THE INTERVIEW SEPTEMBER 2019
BEYOND
THE BROCHURE
Manufacturing Management sat down with Pete Malpas,
managing director of RS Components Northern Europe, to
discuss outsourced maintenance, region-specific demands
and why the company is now more than just a catalogue
BY CHRIS BECK
When injury curtailed Pete
Malpas’ dream of becoming
a professional sportsman,
he fell back to his first love –
engineering. A design engineer by
background, Malpas has worked
on everything from underwater weapons systems
to packaging machinery. Discovering a passion
for automation led him to 14 years at Festo, seven
years at IMO Precision Controls and eight years
at Brammer, before joining RS Components as
managing director in November last year. Part of
his remit is to reposition the company as a leader
in the MRO distribution market.
Manufacturing Management: How are you
looking to reposition RS Components?
Pete Malpas: Like everyone, I had a perception
of RS before I joined the company. Wherever
I’ve worked, we had the RS Catalogue – in fact,
when I first started selling, I tried hard to get
our products into the catalogue. It’s only once
you get a look behind the curtain that you really
get to see the organisation and its potential. RS
has a fantastic reach in terms of the number
of customers it serves. The business has gone
through different iterations,
from a global to a regional level,
which in itself means it had
become a little inward-focused
and didn’t service the customer
as well as it could have done.
The senior management
team decided to change that
and put the customer back at
the centre of everything. The
company has moved away from
a global structure and towards a
more personal, localised focus.
You have to understand your
market: a UK customer will
likely want different things to
one in the Far East, for example.

Exercise instructions →
Please retype the stretch of the interview from "The senior management" through "East, for example.". The data below this point comes from a different source than the interview.

Dataset extract →

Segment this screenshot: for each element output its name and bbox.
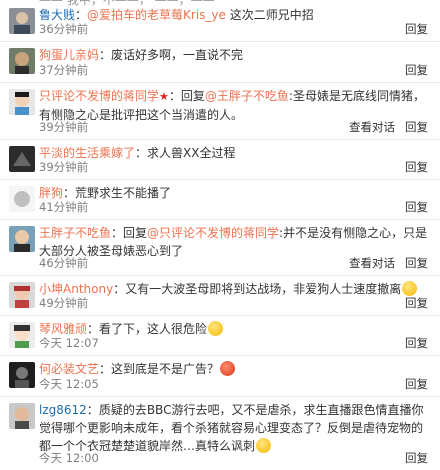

Right answer →
The senior management
team decided to change that
and put the customer back at
the centre of everything. The
company has moved away from
a global structure and towards a
more personal, localised focus.
You have to understand your
market: a UK customer will
likely want different things to
one in the Far East, for example.